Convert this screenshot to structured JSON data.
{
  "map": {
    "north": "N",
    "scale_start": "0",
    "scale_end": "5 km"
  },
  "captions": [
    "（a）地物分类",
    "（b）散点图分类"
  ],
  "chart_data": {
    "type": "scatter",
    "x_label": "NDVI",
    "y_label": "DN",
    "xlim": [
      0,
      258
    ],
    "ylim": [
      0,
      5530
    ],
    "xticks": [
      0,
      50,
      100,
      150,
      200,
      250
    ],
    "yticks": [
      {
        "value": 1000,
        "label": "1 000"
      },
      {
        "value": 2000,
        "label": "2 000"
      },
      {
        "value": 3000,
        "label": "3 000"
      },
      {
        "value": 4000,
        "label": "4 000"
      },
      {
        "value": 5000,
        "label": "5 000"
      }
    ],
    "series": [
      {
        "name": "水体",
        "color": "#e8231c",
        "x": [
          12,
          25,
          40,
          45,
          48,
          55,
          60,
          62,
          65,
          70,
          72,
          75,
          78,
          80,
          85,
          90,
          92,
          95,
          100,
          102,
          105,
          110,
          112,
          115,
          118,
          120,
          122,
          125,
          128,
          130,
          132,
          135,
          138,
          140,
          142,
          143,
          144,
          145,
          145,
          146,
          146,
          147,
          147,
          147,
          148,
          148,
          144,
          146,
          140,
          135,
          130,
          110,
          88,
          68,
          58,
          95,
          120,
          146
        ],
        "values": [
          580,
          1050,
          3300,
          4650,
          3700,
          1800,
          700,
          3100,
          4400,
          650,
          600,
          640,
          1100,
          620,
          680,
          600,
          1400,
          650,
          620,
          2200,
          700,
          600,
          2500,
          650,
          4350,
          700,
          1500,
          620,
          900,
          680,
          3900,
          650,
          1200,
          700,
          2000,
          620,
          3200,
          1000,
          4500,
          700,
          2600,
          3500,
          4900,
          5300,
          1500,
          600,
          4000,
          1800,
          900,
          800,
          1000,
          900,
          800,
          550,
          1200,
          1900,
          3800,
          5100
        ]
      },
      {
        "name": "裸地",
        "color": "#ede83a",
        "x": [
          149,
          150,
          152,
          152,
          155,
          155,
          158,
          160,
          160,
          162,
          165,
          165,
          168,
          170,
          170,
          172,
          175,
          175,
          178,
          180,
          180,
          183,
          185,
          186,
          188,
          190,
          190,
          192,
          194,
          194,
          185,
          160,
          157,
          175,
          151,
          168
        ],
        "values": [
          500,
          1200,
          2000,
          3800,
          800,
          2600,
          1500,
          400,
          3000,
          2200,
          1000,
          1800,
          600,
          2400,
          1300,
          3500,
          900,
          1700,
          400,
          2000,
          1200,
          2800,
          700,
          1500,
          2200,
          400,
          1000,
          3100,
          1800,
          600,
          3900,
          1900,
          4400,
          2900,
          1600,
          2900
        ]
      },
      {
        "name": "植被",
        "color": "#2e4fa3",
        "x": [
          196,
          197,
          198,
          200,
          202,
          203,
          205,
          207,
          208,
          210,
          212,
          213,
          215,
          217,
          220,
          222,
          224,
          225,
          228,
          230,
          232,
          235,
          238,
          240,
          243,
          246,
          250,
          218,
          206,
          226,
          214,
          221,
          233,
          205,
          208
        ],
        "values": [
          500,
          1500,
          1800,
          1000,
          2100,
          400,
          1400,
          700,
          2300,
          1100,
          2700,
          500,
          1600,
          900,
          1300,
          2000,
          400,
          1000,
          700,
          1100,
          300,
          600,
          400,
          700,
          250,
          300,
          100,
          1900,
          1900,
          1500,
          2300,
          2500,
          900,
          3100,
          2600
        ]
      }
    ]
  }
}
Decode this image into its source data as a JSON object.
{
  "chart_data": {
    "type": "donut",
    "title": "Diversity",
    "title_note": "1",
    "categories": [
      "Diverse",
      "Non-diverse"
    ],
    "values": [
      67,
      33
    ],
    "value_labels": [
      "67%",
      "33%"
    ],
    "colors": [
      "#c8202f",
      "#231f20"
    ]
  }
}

_____

* What the exercise asks
Please restate the records in full, word for word.

* Worked answer
Convert this screenshot to structured JSON data.
{
  "map": {
    "north": "N",
    "scale_start": "0",
    "scale_end": "5 km"
  },
  "captions": [
    "（a）地物分类",
    "（b）散点图分类"
  ],
  "chart_data": {
    "type": "scatter",
    "x_label": "NDVI",
    "y_label": "DN",
    "xlim": [
      0,
      258
    ],
    "ylim": [
      0,
      5530
    ],
    "xticks": [
      0,
      50,
      100,
      150,
      200,
      250
    ],
    "yticks": [
      {
        "value": 1000,
        "label": "1 000"
      },
      {
        "value": 2000,
        "label": "2 000"
      },
      {
        "value": 3000,
        "label": "3 000"
      },
      {
        "value": 4000,
        "label": "4 000"
      },
      {
        "value": 5000,
        "label": "5 000"
      }
    ],
    "series": [
      {
        "name": "水体",
        "color": "#e8231c",
        "x": [
          12,
          25,
          40,
          45,
          48,
          55,
          60,
          62,
          65,
          70,
          72,
          75,
          78,
          80,
          85,
          90,
          92,
          95,
          100,
          102,
          105,
          110,
          112,
          115,
          118,
          120,
          122,
          125,
          128,
          130,
          132,
          135,
          138,
          140,
          142,
          143,
          144,
          145,
          145,
          146,
          146,
          147,
          147,
          147,
          148,
          148,
          144,
          146,
          140,
          135,
          130,
          110,
          88,
          68,
          58,
          95,
          120,
          146
        ],
        "values": [
          580,
          1050,
          3300,
          4650,
          3700,
          1800,
          700,
          3100,
          4400,
          650,
          600,
          640,
          1100,
          620,
          680,
          600,
          1400,
          650,
          620,
          2200,
          700,
          600,
          2500,
          650,
          4350,
          700,
          1500,
          620,
          900,
          680,
          3900,
          650,
          1200,
          700,
          2000,
          620,
          3200,
          1000,
          4500,
          700,
          2600,
          3500,
          4900,
          5300,
          1500,
          600,
          4000,
          1800,
          900,
          800,
          1000,
          900,
          800,
          550,
          1200,
          1900,
          3800,
          5100
        ]
      },
      {
        "name": "裸地",
        "color": "#ede83a",
        "x": [
          149,
          150,
          152,
          152,
          155,
          155,
          158,
          160,
          160,
          162,
          165,
          165,
          168,
          170,
          170,
          172,
          175,
          175,
          178,
          180,
          180,
          183,
          185,
          186,
          188,
          190,
          190,
          192,
          194,
          194,
          185,
          160,
          157,
          175,
          151,
          168
        ],
        "values": [
          500,
          1200,
          2000,
          3800,
          800,
          2600,
          1500,
          400,
          3000,
          2200,
          1000,
          1800,
          600,
          2400,
          1300,
          3500,
          900,
          1700,
          400,
          2000,
          1200,
          2800,
          700,
          1500,
          2200,
          400,
          1000,
          3100,
          1800,
          600,
          3900,
          1900,
          4400,
          2900,
          1600,
          2900
        ]
      },
      {
        "name": "植被",
        "color": "#2e4fa3",
        "x": [
          196,
          197,
          198,
          200,
          202,
          203,
          205,
          207,
          208,
          210,
          212,
          213,
          215,
          217,
          220,
          222,
          224,
          225,
          228,
          230,
          232,
          235,
          238,
          240,
          243,
          246,
          250,
          218,
          206,
          226,
          214,
          221,
          233,
          205,
          208
        ],
        "values": [
          500,
          1500,
          1800,
          1000,
          2100,
          400,
          1400,
          700,
          2300,
          1100,
          2700,
          500,
          1600,
          900,
          1300,
          2000,
          400,
          1000,
          700,
          1100,
          300,
          600,
          400,
          700,
          250,
          300,
          100,
          1900,
          1900,
          1500,
          2300,
          2500,
          900,
          3100,
          2600
        ]
      }
    ]
  }
}
Decode this image into its source data as a JSON object.
{
  "chart_data": {
    "type": "donut",
    "title": "Diversity",
    "title_note": "1",
    "categories": [
      "Diverse",
      "Non-diverse"
    ],
    "values": [
      67,
      33
    ],
    "value_labels": [
      "67%",
      "33%"
    ],
    "colors": [
      "#c8202f",
      "#231f20"
    ]
  }
}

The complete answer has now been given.